> WRITTEN TASK
Pictures stay out of the copy; restate everything else in the material exactly.

[start DATA]

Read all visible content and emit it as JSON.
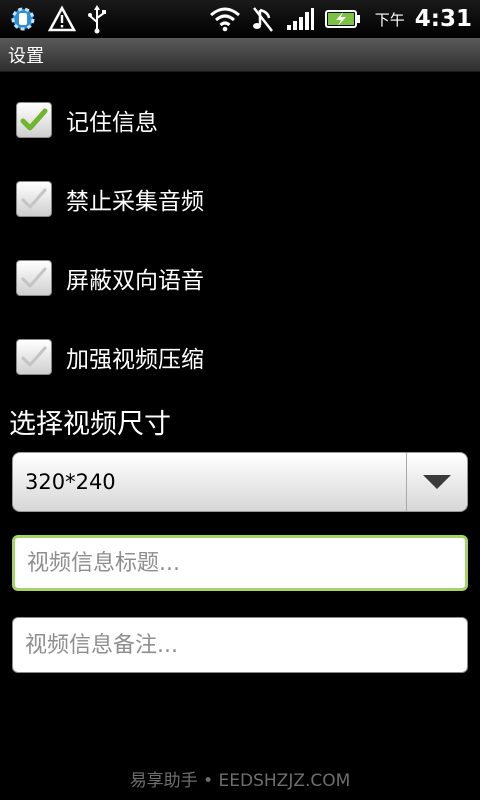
{
  "status_bar": {
    "icons_left": [
      "settings-sync-icon",
      "warning-icon",
      "usb-icon"
    ],
    "icons_right": [
      "wifi-icon",
      "music-muted-icon",
      "signal-icon",
      "battery-charging-icon"
    ],
    "ampm": "下午",
    "time": "4:31"
  },
  "title_bar": {
    "title": "设置"
  },
  "options": [
    {
      "label": "记住信息",
      "checked": true
    },
    {
      "label": "禁止采集音频",
      "checked": false
    },
    {
      "label": "屏蔽双向语音",
      "checked": false
    },
    {
      "label": "加强视频压缩",
      "checked": false
    }
  ],
  "video_size": {
    "heading": "选择视频尺寸",
    "selected": "320*240"
  },
  "fields": {
    "title_placeholder": "视频信息标题...",
    "title_value": "",
    "note_placeholder": "视频信息备注...",
    "note_value": ""
  },
  "watermark": "易享助手 • EEDSHZJZ.COM",
  "colors": {
    "check_active": "#6fb52e",
    "check_inactive": "#c4c4c4",
    "focus_border": "#a6d26a"
  }
}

[end DATA]

> SOLVED PROBLEM
Read all visible content and emit it as JSON.
{
  "status_bar": {
    "icons_left": [
      "settings-sync-icon",
      "warning-icon",
      "usb-icon"
    ],
    "icons_right": [
      "wifi-icon",
      "music-muted-icon",
      "signal-icon",
      "battery-charging-icon"
    ],
    "ampm": "下午",
    "time": "4:31"
  },
  "title_bar": {
    "title": "设置"
  },
  "options": [
    {
      "label": "记住信息",
      "checked": true
    },
    {
      "label": "禁止采集音频",
      "checked": false
    },
    {
      "label": "屏蔽双向语音",
      "checked": false
    },
    {
      "label": "加强视频压缩",
      "checked": false
    }
  ],
  "video_size": {
    "heading": "选择视频尺寸",
    "selected": "320*240"
  },
  "fields": {
    "title_placeholder": "视频信息标题...",
    "title_value": "",
    "note_placeholder": "视频信息备注...",
    "note_value": ""
  },
  "watermark": "易享助手 • EEDSHZJZ.COM",
  "colors": {
    "check_active": "#6fb52e",
    "check_inactive": "#c4c4c4",
    "focus_border": "#a6d26a"
  }
}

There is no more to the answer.